------ SUPPLIED RECORDS ------

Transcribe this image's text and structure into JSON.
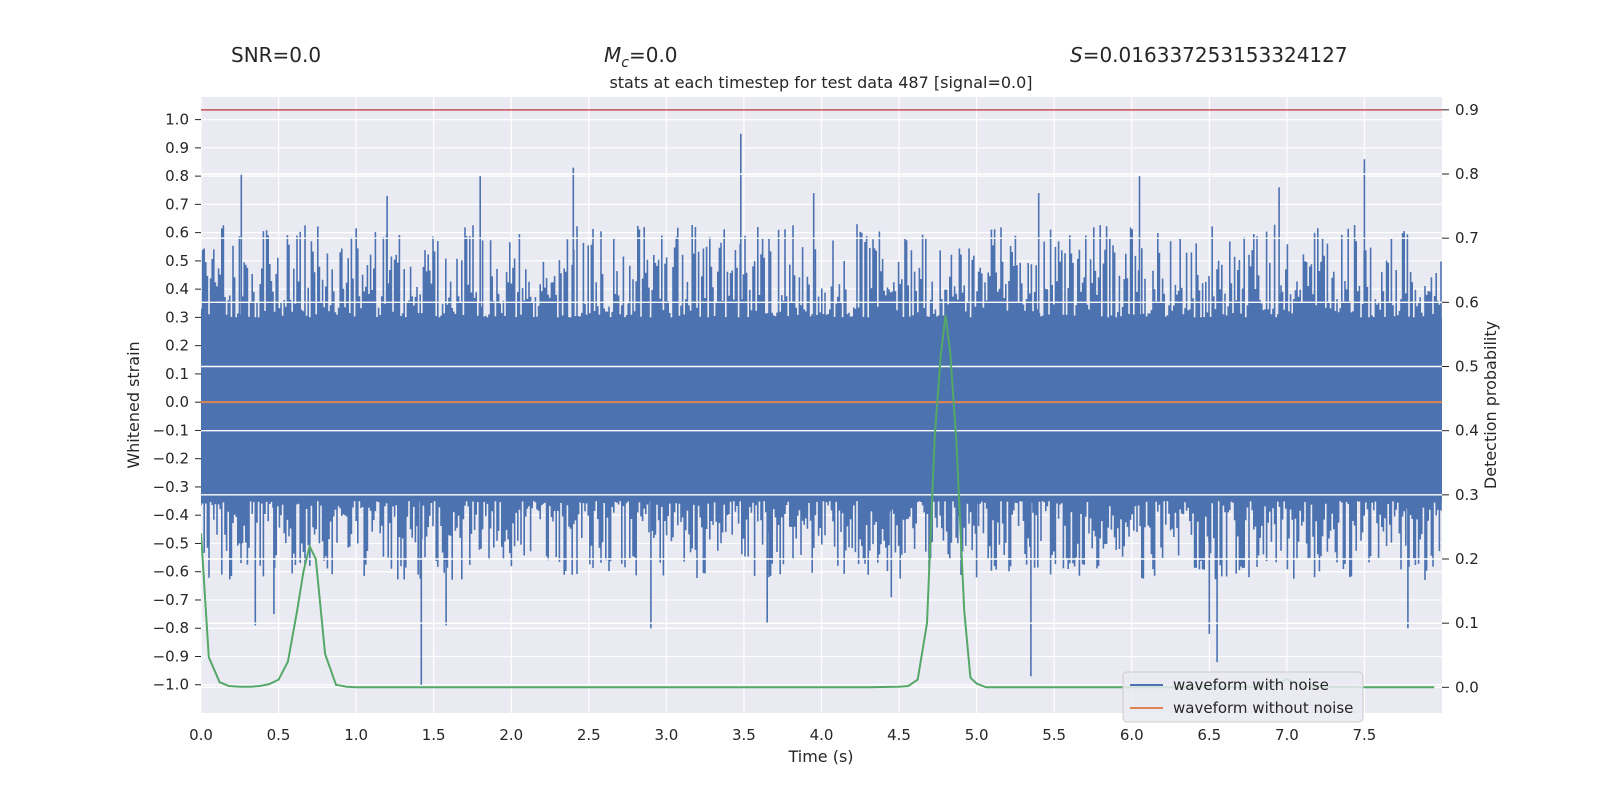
{
  "chart_data": {
    "type": "line",
    "header": {
      "snr": "SNR=0.0",
      "mc_symbol": "M",
      "mc_sub": "c",
      "mc_value": "=0.0",
      "s_symbol": "S",
      "s_value": "=0.016337253153324127"
    },
    "title": "stats at each timestep for test data 487 [signal=0.0]",
    "xlabel": "Time (s)",
    "ylabel_left": "Whitened strain",
    "ylabel_right": "Detection probability",
    "xlim": [
      0.0,
      8.0
    ],
    "ylim_left": [
      -1.1,
      1.08
    ],
    "ylim_right": [
      -0.04,
      0.92
    ],
    "x_ticks": [
      "0.0",
      "0.5",
      "1.0",
      "1.5",
      "2.0",
      "2.5",
      "3.0",
      "3.5",
      "4.0",
      "4.5",
      "5.0",
      "5.5",
      "6.0",
      "6.5",
      "7.0",
      "7.5"
    ],
    "left_ticks": [
      "1.0",
      "0.9",
      "0.8",
      "0.7",
      "0.6",
      "0.5",
      "0.4",
      "0.3",
      "0.2",
      "0.1",
      "0.0",
      "−0.1",
      "−0.2",
      "−0.3",
      "−0.4",
      "−0.5",
      "−0.6",
      "−0.7",
      "−0.8",
      "−0.9",
      "−1.0"
    ],
    "right_ticks": [
      "0.9",
      "0.8",
      "0.7",
      "0.6",
      "0.5",
      "0.4",
      "0.3",
      "0.2",
      "0.1",
      "0.0"
    ],
    "colors": {
      "plot_bg": "#eaeaf2",
      "grid": "#ffffff",
      "noise": "#4c72b0",
      "clean": "#dd8452",
      "probability": "#55a868",
      "threshold": "#c44e52"
    },
    "series": [
      {
        "name": "waveform with noise",
        "axis": "left",
        "envelope_range": [
          -0.5,
          0.5
        ],
        "spikes": [
          {
            "x": 0.26,
            "y": 0.81
          },
          {
            "x": 0.35,
            "y": -0.79
          },
          {
            "x": 0.47,
            "y": -0.75
          },
          {
            "x": 1.2,
            "y": 0.73
          },
          {
            "x": 1.4,
            "y": -0.61
          },
          {
            "x": 1.42,
            "y": -1.0
          },
          {
            "x": 1.58,
            "y": -0.79
          },
          {
            "x": 1.8,
            "y": 0.8
          },
          {
            "x": 2.4,
            "y": 0.83
          },
          {
            "x": 2.9,
            "y": -0.8
          },
          {
            "x": 3.48,
            "y": 0.95
          },
          {
            "x": 3.65,
            "y": -0.78
          },
          {
            "x": 3.95,
            "y": 0.74
          },
          {
            "x": 4.45,
            "y": -0.69
          },
          {
            "x": 5.0,
            "y": -0.62
          },
          {
            "x": 5.35,
            "y": -0.97
          },
          {
            "x": 5.4,
            "y": 0.74
          },
          {
            "x": 6.05,
            "y": 0.8
          },
          {
            "x": 6.5,
            "y": -0.82
          },
          {
            "x": 6.55,
            "y": -0.92
          },
          {
            "x": 6.95,
            "y": 0.76
          },
          {
            "x": 7.5,
            "y": 0.86
          },
          {
            "x": 7.78,
            "y": -0.8
          }
        ]
      },
      {
        "name": "waveform without noise",
        "axis": "left",
        "x": [
          0.0,
          8.0
        ],
        "y": [
          0.0,
          0.0
        ]
      },
      {
        "name": "detection probability",
        "axis": "right",
        "x": [
          0.0,
          0.05,
          0.12,
          0.18,
          0.25,
          0.32,
          0.38,
          0.44,
          0.5,
          0.56,
          0.62,
          0.66,
          0.7,
          0.74,
          0.8,
          0.87,
          0.94,
          1.0,
          1.5,
          2.0,
          2.5,
          3.0,
          3.5,
          4.0,
          4.3,
          4.5,
          4.56,
          4.62,
          4.68,
          4.73,
          4.77,
          4.8,
          4.83,
          4.87,
          4.92,
          4.96,
          5.0,
          5.06,
          5.5,
          6.0,
          6.5,
          6.9,
          7.0,
          7.1,
          7.5,
          7.95
        ],
        "y": [
          0.24,
          0.047,
          0.008,
          0.002,
          0.001,
          0.001,
          0.002,
          0.005,
          0.012,
          0.04,
          0.12,
          0.18,
          0.22,
          0.2,
          0.052,
          0.004,
          0.001,
          0.0,
          0.0,
          0.0,
          0.0,
          0.0,
          0.0,
          0.0,
          0.0,
          0.001,
          0.002,
          0.012,
          0.1,
          0.39,
          0.52,
          0.58,
          0.52,
          0.38,
          0.12,
          0.015,
          0.006,
          0.0,
          0.0,
          0.0,
          0.0,
          0.001,
          0.013,
          0.001,
          0.0,
          0.0
        ]
      },
      {
        "name": "threshold",
        "axis": "right",
        "x": [
          0.0,
          8.0
        ],
        "y": [
          0.9,
          0.9
        ]
      }
    ],
    "legend": {
      "placement": "lower-right",
      "entries": [
        "waveform with noise",
        "waveform without noise"
      ]
    }
  }
}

------

GOAL = Pull out all lines in the data above that include "noise".

PROBLEM SOLUTION =
      "noise": "#4c72b0",
        "name": "waveform with noise",
        "name": "waveform without noise",
        "waveform with noise",
        "waveform without noise"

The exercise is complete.